> _Problem to work on_
Print all records exactly, leaving nothing out.

Records from a dataset

============================================================

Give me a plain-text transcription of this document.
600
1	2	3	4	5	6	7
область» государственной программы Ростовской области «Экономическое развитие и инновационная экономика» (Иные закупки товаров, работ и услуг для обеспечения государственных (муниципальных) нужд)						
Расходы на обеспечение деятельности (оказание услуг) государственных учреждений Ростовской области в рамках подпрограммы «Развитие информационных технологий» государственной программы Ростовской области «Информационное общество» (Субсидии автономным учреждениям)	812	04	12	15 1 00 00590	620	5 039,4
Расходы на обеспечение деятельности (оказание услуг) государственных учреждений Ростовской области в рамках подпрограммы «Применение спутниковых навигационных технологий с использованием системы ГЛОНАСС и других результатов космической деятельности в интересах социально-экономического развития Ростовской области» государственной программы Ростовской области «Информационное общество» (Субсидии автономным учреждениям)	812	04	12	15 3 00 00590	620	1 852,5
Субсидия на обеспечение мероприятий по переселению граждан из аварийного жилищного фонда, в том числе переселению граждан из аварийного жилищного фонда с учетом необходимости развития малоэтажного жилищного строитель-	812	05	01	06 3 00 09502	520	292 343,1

============================================================

> _Finished task_
Give me a plain-text transcription of this document.
600
1	2	3	4	5	6	7
область» государственной программы Ростовской области «Экономическое развитие и инновационная экономика» (Иные закупки товаров, работ и услуг для обеспечения государственных (муниципальных) нужд)						
Расходы на обеспечение деятельности (оказание услуг) государственных учреждений Ростовской области в рамках подпрограммы «Развитие информационных технологий» государственной программы Ростовской области «Информационное общество» (Субсидии автономным учреждениям)	812	04	12	15 1 00 00590	620	5 039,4
Расходы на обеспечение деятельности (оказание услуг) государственных учреждений Ростовской области в рамках подпрограммы «Применение спутниковых навигационных технологий с использованием системы ГЛОНАСС и других результатов космической деятельности в интересах социально-экономического развития Ростовской области» государственной программы Ростовской области «Информационное общество» (Субсидии автономным учреждениям)	812	04	12	15 3 00 00590	620	1 852,5
Субсидия на обеспечение мероприятий по переселению граждан из аварийного жилищного фонда, в том числе переселению граждан из аварийного жилищного фонда с учетом необходимости развития малоэтажного жилищного строитель-	812	05	01	06 3 00 09502	520	292 343,1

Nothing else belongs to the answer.